--- BEGIN DATA RECORDS ---
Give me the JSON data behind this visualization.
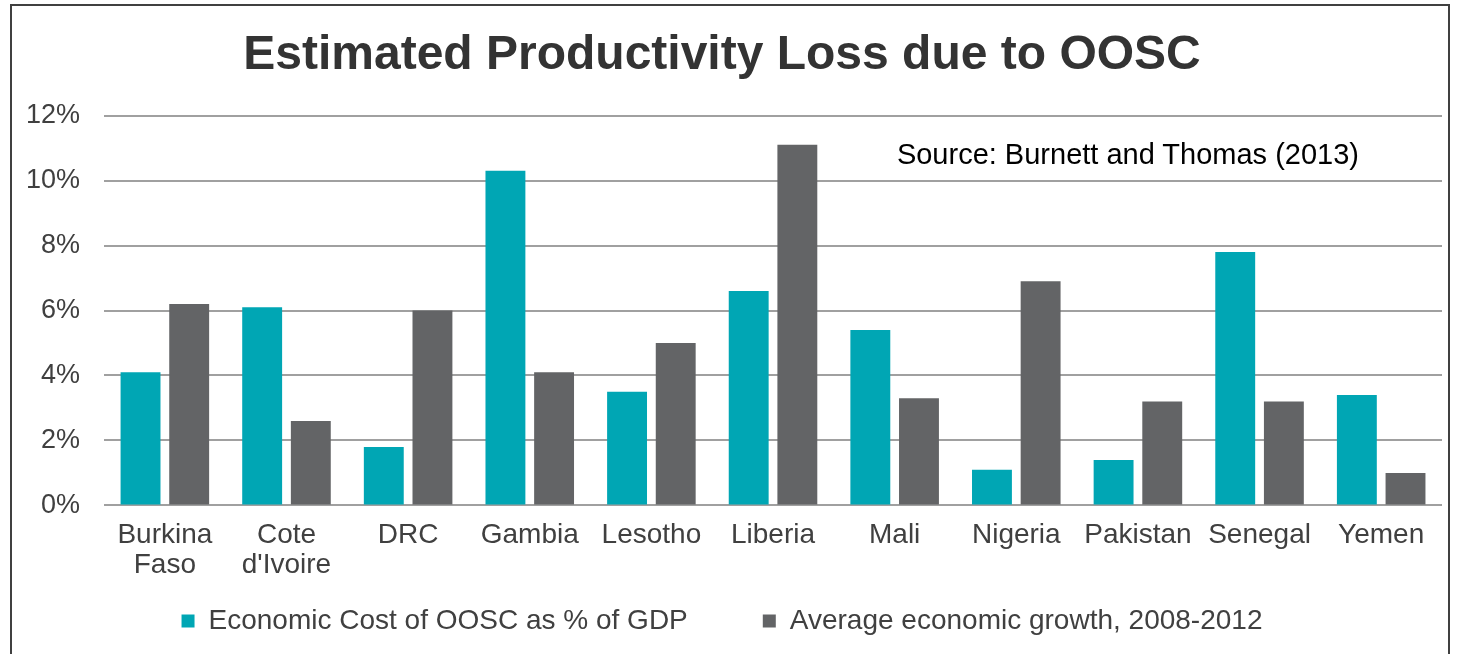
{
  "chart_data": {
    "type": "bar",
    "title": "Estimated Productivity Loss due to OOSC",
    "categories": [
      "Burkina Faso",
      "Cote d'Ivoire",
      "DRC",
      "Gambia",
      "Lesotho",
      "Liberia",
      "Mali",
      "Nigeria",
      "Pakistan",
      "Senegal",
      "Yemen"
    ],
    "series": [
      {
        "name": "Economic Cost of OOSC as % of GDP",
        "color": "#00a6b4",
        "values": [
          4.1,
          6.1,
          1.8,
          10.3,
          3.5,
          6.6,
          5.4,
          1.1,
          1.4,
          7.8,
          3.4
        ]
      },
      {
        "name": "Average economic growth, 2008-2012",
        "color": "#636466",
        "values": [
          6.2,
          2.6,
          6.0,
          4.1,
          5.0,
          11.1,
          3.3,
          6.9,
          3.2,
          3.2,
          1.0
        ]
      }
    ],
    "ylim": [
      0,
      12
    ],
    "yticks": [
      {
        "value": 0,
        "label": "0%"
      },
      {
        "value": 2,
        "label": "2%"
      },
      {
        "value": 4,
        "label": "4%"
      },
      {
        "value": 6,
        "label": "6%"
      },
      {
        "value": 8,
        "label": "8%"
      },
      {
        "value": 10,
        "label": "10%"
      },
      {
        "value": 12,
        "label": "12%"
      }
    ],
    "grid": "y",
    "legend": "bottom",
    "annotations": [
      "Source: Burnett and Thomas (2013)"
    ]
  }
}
--- END DATA RECORDS ---
__EXERCISE DIRECTIONS__. Please repeat the entries exactly. Do not include the pictures.

__RESPONSE TO THIS EXERCISE__.
Give me the JSON data behind this visualization.
{
  "chart_data": {
    "type": "bar",
    "title": "Estimated Productivity Loss due to OOSC",
    "categories": [
      "Burkina Faso",
      "Cote d'Ivoire",
      "DRC",
      "Gambia",
      "Lesotho",
      "Liberia",
      "Mali",
      "Nigeria",
      "Pakistan",
      "Senegal",
      "Yemen"
    ],
    "series": [
      {
        "name": "Economic Cost of OOSC as % of GDP",
        "color": "#00a6b4",
        "values": [
          4.1,
          6.1,
          1.8,
          10.3,
          3.5,
          6.6,
          5.4,
          1.1,
          1.4,
          7.8,
          3.4
        ]
      },
      {
        "name": "Average economic growth, 2008-2012",
        "color": "#636466",
        "values": [
          6.2,
          2.6,
          6.0,
          4.1,
          5.0,
          11.1,
          3.3,
          6.9,
          3.2,
          3.2,
          1.0
        ]
      }
    ],
    "ylim": [
      0,
      12
    ],
    "yticks": [
      {
        "value": 0,
        "label": "0%"
      },
      {
        "value": 2,
        "label": "2%"
      },
      {
        "value": 4,
        "label": "4%"
      },
      {
        "value": 6,
        "label": "6%"
      },
      {
        "value": 8,
        "label": "8%"
      },
      {
        "value": 10,
        "label": "10%"
      },
      {
        "value": 12,
        "label": "12%"
      }
    ],
    "grid": "y",
    "legend": "bottom",
    "annotations": [
      "Source: Burnett and Thomas (2013)"
    ]
  }
}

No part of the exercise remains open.